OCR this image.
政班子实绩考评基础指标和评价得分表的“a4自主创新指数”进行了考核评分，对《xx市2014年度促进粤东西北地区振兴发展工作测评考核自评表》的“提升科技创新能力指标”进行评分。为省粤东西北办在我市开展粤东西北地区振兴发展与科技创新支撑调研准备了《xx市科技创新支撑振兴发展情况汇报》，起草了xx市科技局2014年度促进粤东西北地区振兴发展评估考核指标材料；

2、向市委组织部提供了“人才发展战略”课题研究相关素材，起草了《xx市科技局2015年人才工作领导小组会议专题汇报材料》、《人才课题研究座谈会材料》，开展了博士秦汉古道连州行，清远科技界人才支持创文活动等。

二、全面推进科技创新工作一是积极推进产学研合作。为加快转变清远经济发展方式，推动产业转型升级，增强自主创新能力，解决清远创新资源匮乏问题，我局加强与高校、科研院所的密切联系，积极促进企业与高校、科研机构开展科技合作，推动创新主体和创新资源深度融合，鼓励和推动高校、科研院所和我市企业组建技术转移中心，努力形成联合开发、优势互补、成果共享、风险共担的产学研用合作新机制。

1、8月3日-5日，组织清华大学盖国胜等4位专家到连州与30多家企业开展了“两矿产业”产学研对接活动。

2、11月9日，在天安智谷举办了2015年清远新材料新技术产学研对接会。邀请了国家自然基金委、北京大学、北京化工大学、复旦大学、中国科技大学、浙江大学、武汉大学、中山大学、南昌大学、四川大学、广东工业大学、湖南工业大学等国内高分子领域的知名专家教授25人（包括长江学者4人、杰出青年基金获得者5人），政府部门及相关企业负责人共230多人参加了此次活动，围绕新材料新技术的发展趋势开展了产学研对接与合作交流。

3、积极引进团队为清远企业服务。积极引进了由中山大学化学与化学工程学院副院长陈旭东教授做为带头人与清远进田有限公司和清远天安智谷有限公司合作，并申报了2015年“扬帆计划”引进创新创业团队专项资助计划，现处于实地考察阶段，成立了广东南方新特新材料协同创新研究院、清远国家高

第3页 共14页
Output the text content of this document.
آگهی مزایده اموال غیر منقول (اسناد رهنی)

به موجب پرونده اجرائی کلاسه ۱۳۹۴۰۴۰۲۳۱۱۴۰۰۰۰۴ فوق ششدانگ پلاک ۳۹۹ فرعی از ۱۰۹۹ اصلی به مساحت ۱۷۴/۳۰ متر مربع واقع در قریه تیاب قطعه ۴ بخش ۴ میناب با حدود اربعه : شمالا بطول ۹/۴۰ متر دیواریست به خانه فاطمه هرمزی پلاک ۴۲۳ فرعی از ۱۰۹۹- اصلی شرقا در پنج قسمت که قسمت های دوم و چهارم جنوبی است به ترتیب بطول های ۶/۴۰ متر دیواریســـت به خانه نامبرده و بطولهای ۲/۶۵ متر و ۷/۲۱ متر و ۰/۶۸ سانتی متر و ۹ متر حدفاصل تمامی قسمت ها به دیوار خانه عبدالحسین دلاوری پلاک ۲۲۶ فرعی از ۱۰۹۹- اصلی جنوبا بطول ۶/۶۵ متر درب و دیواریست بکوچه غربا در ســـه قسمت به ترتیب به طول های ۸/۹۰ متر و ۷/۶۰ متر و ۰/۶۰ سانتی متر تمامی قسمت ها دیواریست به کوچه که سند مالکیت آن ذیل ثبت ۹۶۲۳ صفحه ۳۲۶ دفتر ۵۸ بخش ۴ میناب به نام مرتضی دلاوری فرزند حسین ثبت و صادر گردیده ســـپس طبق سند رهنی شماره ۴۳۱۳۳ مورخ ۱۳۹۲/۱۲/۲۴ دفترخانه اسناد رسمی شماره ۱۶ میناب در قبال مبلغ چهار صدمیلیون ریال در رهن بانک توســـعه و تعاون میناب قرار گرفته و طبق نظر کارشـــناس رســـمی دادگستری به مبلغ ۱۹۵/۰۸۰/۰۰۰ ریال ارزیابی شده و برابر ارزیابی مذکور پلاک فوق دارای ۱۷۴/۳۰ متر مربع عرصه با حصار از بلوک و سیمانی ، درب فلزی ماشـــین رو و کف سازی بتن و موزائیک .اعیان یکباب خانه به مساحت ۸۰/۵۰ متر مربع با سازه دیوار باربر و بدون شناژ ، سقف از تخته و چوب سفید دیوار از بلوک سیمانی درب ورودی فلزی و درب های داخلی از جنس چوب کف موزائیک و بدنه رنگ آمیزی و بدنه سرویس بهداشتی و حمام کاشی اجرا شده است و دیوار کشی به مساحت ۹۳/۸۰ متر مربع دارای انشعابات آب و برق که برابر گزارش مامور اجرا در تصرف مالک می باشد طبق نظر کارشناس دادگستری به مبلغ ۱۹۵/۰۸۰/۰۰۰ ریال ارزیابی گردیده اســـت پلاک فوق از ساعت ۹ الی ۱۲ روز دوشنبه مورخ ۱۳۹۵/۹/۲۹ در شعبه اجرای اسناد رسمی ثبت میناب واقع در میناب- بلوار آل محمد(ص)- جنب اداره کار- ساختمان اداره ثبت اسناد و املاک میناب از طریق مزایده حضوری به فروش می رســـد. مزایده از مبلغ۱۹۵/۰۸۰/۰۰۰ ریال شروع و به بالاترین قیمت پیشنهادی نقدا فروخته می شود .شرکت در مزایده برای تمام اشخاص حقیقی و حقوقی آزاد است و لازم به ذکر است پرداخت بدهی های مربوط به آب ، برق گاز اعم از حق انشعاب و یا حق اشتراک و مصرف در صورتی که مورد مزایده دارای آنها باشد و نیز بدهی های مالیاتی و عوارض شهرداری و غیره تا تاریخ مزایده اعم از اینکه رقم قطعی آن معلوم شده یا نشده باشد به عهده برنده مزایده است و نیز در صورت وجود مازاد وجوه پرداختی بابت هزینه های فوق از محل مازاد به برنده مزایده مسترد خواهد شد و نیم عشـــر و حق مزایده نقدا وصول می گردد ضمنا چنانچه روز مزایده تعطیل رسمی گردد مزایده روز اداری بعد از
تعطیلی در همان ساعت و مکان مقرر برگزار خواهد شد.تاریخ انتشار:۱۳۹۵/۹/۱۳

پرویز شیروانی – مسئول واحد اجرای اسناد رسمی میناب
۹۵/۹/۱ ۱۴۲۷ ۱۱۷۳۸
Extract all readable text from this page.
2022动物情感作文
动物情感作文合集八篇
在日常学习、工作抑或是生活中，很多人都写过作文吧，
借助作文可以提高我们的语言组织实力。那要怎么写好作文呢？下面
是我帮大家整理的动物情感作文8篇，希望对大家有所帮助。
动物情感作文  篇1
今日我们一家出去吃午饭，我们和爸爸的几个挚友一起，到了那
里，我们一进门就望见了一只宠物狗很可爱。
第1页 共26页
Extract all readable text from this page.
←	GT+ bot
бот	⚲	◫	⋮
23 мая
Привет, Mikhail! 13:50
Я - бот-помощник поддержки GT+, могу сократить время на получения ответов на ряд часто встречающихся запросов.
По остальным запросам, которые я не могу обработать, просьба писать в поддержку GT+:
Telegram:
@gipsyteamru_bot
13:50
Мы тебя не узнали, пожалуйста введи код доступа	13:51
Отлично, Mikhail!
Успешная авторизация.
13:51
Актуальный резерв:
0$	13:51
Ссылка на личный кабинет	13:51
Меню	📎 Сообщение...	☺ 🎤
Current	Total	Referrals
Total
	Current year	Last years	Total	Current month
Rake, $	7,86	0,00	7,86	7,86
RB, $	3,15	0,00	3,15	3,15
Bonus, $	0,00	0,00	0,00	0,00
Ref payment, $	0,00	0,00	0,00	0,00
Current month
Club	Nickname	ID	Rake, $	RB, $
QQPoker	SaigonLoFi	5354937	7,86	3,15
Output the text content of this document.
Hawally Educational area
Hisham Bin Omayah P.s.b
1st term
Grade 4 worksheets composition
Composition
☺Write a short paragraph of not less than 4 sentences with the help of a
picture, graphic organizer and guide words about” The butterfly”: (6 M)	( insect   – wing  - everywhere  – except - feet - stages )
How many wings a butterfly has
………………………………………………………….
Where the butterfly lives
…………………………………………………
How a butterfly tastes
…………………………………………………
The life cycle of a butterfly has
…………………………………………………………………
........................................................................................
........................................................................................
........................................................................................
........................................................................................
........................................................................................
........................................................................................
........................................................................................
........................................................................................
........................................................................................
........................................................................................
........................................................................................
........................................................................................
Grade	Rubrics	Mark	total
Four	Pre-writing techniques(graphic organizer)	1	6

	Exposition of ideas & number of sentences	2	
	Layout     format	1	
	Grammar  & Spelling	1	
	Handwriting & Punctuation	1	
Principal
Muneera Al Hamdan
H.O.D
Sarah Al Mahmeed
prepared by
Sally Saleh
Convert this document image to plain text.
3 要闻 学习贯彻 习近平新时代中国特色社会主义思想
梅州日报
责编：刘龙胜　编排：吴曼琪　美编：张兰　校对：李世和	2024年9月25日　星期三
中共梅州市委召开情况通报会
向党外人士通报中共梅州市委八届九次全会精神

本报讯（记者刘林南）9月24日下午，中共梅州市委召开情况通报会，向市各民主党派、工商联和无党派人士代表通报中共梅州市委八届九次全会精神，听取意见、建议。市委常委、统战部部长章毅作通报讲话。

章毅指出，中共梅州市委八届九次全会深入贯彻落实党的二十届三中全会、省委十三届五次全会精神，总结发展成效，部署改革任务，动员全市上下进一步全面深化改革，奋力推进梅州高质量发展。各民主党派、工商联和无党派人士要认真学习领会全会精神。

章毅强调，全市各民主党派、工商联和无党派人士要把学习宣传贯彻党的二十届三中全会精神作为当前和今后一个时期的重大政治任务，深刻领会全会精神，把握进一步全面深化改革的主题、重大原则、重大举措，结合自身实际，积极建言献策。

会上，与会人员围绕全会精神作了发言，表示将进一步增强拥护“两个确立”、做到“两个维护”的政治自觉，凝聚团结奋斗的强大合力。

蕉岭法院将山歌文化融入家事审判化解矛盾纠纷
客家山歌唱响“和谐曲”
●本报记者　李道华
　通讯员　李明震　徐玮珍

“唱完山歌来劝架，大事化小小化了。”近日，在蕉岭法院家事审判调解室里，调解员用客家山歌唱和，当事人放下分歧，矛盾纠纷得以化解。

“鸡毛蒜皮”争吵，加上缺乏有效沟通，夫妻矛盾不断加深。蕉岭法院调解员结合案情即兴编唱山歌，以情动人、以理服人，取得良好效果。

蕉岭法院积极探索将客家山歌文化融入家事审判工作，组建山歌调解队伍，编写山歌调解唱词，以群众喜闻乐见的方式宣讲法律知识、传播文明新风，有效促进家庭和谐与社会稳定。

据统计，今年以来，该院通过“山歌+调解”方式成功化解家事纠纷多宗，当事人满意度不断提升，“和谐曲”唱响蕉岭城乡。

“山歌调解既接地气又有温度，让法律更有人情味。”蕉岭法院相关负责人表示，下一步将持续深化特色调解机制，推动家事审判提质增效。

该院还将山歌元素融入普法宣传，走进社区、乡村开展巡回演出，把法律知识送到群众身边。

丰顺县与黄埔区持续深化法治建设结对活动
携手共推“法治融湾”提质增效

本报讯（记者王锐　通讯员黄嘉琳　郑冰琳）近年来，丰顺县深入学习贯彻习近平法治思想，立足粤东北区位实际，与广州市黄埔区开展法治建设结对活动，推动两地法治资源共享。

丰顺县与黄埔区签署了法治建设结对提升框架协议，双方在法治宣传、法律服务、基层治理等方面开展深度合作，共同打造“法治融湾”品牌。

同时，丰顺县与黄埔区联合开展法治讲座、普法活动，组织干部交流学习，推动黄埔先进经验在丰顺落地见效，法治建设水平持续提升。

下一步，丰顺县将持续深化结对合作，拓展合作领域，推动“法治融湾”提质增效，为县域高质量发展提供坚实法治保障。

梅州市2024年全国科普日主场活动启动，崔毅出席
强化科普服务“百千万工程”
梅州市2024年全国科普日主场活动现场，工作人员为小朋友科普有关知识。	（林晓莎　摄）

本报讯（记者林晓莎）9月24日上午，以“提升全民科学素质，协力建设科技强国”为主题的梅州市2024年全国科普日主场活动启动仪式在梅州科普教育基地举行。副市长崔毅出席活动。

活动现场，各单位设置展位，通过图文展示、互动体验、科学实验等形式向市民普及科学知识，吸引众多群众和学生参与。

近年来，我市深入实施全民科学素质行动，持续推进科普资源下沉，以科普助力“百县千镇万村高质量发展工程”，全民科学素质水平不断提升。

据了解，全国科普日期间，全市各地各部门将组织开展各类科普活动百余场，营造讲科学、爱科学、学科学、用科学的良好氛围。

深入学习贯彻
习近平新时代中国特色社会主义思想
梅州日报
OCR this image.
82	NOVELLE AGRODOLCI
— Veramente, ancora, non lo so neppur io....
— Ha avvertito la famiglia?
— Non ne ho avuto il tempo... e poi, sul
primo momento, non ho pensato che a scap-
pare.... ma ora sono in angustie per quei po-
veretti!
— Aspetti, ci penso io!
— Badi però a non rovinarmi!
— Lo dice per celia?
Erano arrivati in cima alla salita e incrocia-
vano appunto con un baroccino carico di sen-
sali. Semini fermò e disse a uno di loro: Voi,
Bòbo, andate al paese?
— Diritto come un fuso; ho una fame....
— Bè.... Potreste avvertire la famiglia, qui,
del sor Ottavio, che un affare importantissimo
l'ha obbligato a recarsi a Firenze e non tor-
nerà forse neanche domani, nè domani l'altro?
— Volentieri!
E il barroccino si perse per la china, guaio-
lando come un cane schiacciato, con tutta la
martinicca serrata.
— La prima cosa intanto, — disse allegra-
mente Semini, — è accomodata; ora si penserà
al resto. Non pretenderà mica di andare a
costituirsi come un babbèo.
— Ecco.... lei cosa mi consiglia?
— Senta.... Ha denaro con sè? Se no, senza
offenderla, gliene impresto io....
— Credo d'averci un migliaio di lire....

——————————

#### [Given request]
Copy each line above containing the string "cosa".

#### [Solution to this problem]
— La prima cosa intanto, — disse allegra-
— Ecco.... lei cosa mi consiglia?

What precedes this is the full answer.